▶ RECORDS TO USE:
-- start --

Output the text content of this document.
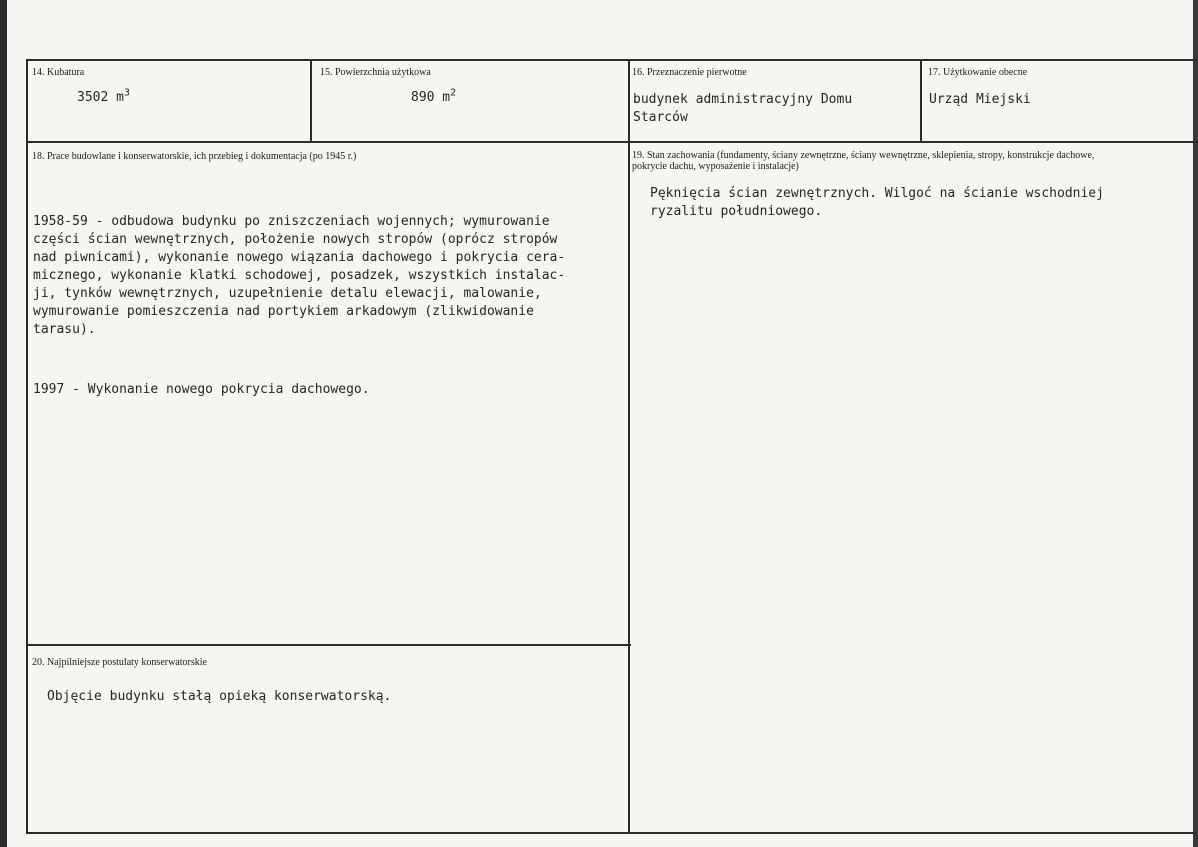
14. Kubatura
3502 $m^3$
15. Powierzchnia użytkowa
890 $m^2$
16. Przeznaczenie pierwotne
budynek administracyjny Domu
Starców
17. Użytkowanie obecne
Urząd Miejski
18. Prace budowlane i konserwatorskie, ich przebieg i dokumentacja (po 1945 r.)

1958-59 - odbudowa budynku po zniszczeniach wojennych; wymurowanie
części ścian wewnętrznych, położenie nowych stropów (oprócz stropów
nad piwnicami), wykonanie nowego wiązania dachowego i pokrycia cera-
micznego, wykonanie klatki schodowej, posadzek, wszystkich instalac-
ji, tynków wewnętrznych, uzupełnienie detalu elewacji, malowanie,
wymurowanie pomieszczenia nad portykiem arkadowym (zlikwidowanie
tarasu).

1997 - Wykonanie nowego pokrycia dachowego.

19. Stan zachowania (fundamenty, ściany zewnętrzne, ściany wewnętrzne, sklepienia, stropy, konstrukcje dachowe,
pokrycie dachu, wyposażenie i instalacje)
Pęknięcia ścian zewnętrznych. Wilgoć na ścianie wschodniej
ryzalitu południowego.
20. Najpilniejsze postulaty konserwatorskie
Objęcie budynku stałą opieką konserwatorską.
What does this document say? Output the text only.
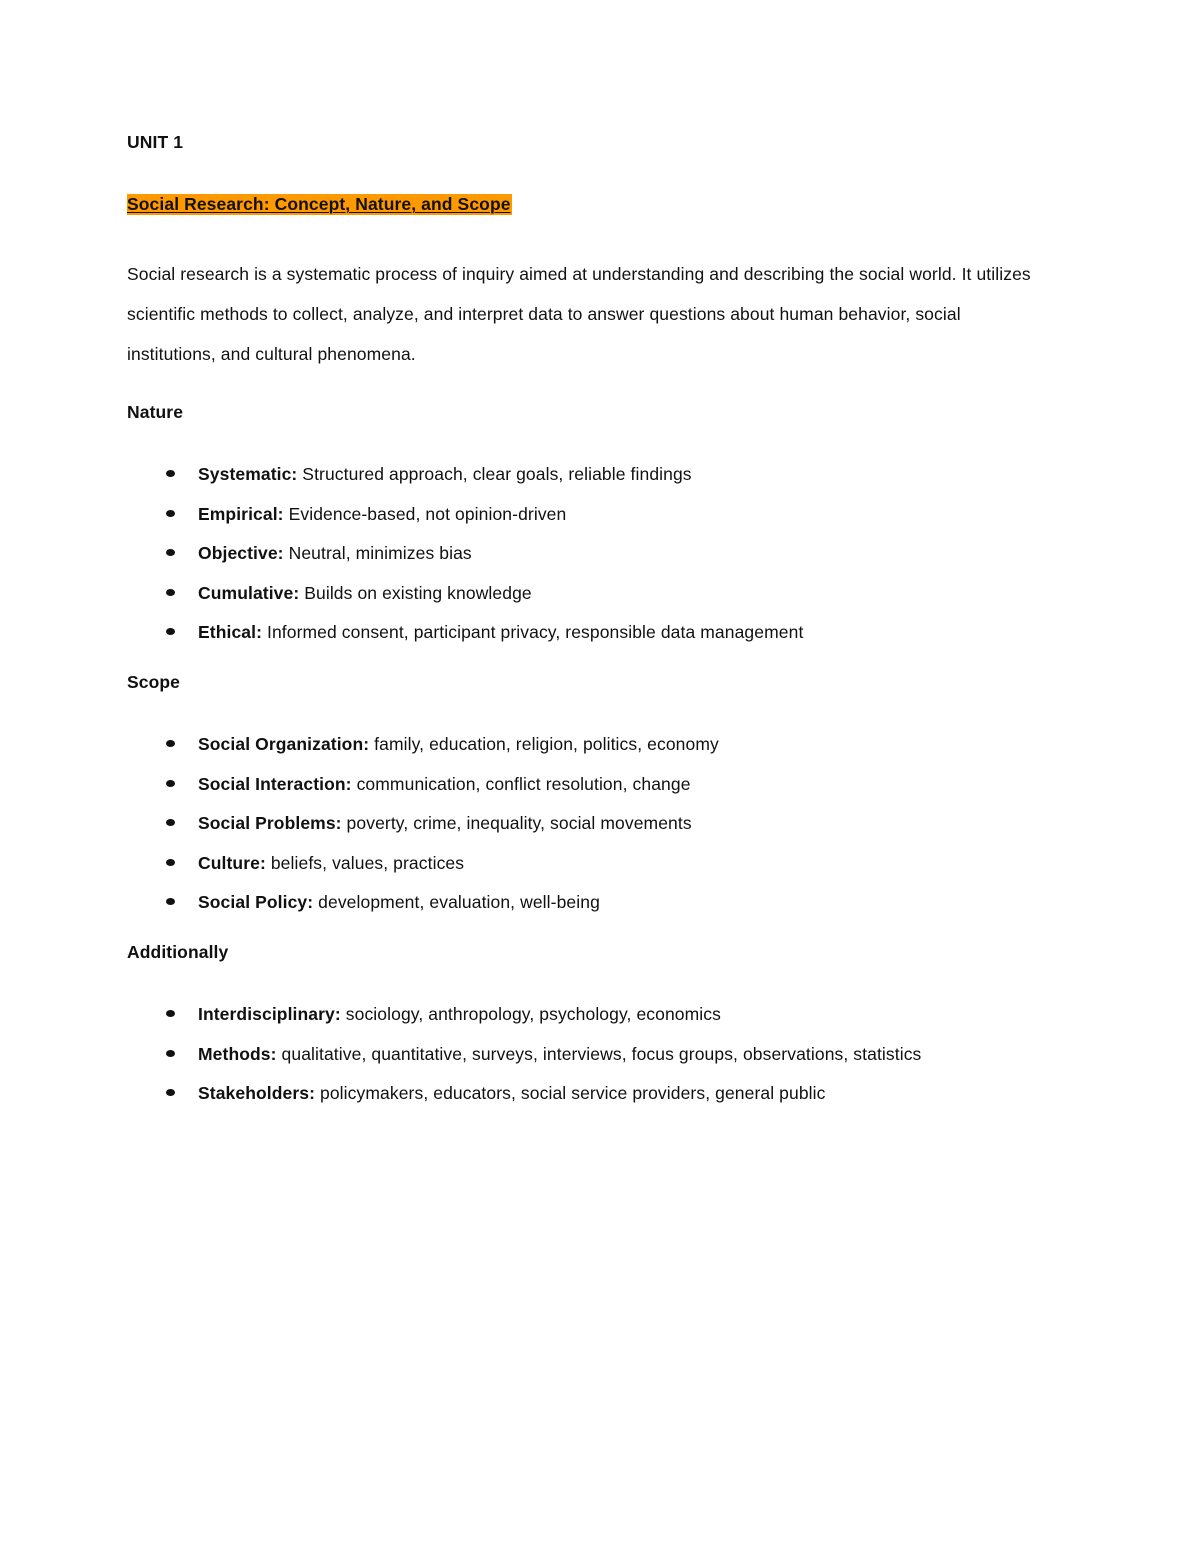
UNIT 1

Social Research: Concept, Nature, and Scope

Social research is a systematic process of inquiry aimed at understanding and describing the social world. It utilizes scientific methods to collect, analyze, and interpret data to answer questions about human behavior, social institutions, and cultural phenomena.

Nature

Systematic: Structured approach, clear goals, reliable findings
Empirical: Evidence-based, not opinion-driven
Objective: Neutral, minimizes bias
Cumulative: Builds on existing knowledge
Ethical: Informed consent, participant privacy, responsible data management

Scope

Social Organization: family, education, religion, politics, economy
Social Interaction: communication, conflict resolution, change
Social Problems: poverty, crime, inequality, social movements
Culture: beliefs, values, practices
Social Policy: development, evaluation, well-being

Additionally

Interdisciplinary: sociology, anthropology, psychology, economics
Methods: qualitative, quantitative, surveys, interviews, focus groups, observations, statistics
Stakeholders: policymakers, educators, social service providers, general public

-- end --

Your task is to reproduce all of the material exactly. The pictures stay out.

▶ SOLUTION TO THIS TASK:
Output the text content of this document.
14. Kubatura
3502 $m^3$
15. Powierzchnia użytkowa
890 $m^2$
16. Przeznaczenie pierwotne
budynek administracyjny Domu
Starców
17. Użytkowanie obecne
Urząd Miejski
18. Prace budowlane i konserwatorskie, ich przebieg i dokumentacja (po 1945 r.)

1958-59 - odbudowa budynku po zniszczeniach wojennych; wymurowanie
części ścian wewnętrznych, położenie nowych stropów (oprócz stropów
nad piwnicami), wykonanie nowego wiązania dachowego i pokrycia cera-
micznego, wykonanie klatki schodowej, posadzek, wszystkich instalac-
ji, tynków wewnętrznych, uzupełnienie detalu elewacji, malowanie,
wymurowanie pomieszczenia nad portykiem arkadowym (zlikwidowanie
tarasu).

1997 - Wykonanie nowego pokrycia dachowego.

19. Stan zachowania (fundamenty, ściany zewnętrzne, ściany wewnętrzne, sklepienia, stropy, konstrukcje dachowe,
pokrycie dachu, wyposażenie i instalacje)
Pęknięcia ścian zewnętrznych. Wilgoć na ścianie wschodniej
ryzalitu południowego.
20. Najpilniejsze postulaty konserwatorskie
Objęcie budynku stałą opieką konserwatorską.
What does this document say? Output the text only.
UNIT 1

Social Research: Concept, Nature, and Scope

Social research is a systematic process of inquiry aimed at understanding and describing the social world. It utilizes scientific methods to collect, analyze, and interpret data to answer questions about human behavior, social institutions, and cultural phenomena.

Nature

Systematic: Structured approach, clear goals, reliable findings
Empirical: Evidence-based, not opinion-driven
Objective: Neutral, minimizes bias
Cumulative: Builds on existing knowledge
Ethical: Informed consent, participant privacy, responsible data management

Scope

Social Organization: family, education, religion, politics, economy
Social Interaction: communication, conflict resolution, change
Social Problems: poverty, crime, inequality, social movements
Culture: beliefs, values, practices
Social Policy: development, evaluation, well-being

Additionally

Interdisciplinary: sociology, anthropology, psychology, economics
Methods: qualitative, quantitative, surveys, interviews, focus groups, observations, statistics
Stakeholders: policymakers, educators, social service providers, general public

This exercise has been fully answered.